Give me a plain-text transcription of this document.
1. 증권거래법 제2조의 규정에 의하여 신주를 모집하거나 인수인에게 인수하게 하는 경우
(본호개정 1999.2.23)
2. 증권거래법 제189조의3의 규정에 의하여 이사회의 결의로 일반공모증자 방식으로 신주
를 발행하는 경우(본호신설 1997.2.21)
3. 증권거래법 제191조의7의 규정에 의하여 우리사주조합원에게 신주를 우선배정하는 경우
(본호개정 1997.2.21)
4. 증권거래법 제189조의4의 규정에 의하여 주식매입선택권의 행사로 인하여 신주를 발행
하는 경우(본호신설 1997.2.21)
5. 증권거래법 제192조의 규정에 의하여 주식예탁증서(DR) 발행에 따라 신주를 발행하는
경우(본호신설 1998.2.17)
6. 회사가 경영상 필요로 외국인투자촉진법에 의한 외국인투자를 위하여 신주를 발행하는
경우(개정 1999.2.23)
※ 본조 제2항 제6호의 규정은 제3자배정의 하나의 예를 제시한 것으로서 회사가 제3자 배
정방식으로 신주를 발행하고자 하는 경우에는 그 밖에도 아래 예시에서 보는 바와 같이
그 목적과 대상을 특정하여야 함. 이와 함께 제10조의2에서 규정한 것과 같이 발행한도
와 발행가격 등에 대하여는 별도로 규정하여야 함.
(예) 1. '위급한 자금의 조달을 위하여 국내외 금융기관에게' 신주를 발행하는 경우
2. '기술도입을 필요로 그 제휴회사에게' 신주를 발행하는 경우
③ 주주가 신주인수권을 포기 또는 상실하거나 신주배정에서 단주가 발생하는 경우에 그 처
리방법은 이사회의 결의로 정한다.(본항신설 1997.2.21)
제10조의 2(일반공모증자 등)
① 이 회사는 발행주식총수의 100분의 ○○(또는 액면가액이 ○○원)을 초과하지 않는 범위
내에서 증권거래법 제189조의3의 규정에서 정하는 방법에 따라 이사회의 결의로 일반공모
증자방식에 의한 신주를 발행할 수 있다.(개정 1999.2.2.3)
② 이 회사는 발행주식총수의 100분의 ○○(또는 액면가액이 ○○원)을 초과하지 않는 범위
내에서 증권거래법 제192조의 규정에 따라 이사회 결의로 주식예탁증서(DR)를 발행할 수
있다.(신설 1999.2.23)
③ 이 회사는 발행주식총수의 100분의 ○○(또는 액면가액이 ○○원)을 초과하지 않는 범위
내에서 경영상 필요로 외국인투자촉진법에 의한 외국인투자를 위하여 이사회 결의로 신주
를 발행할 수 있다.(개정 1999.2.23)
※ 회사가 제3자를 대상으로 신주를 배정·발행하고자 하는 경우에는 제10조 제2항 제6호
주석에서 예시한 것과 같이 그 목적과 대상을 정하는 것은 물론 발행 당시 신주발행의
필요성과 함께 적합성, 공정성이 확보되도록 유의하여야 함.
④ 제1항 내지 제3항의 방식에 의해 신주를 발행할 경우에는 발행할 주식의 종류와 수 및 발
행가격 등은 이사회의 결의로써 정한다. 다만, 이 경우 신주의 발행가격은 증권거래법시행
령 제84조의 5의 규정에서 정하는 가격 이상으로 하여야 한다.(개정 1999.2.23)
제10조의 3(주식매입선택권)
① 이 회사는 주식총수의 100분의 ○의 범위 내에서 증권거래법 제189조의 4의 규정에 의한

*****

Only the number is required: the count of lines containing the word "경우에는".

# ANSWER IN FULL
3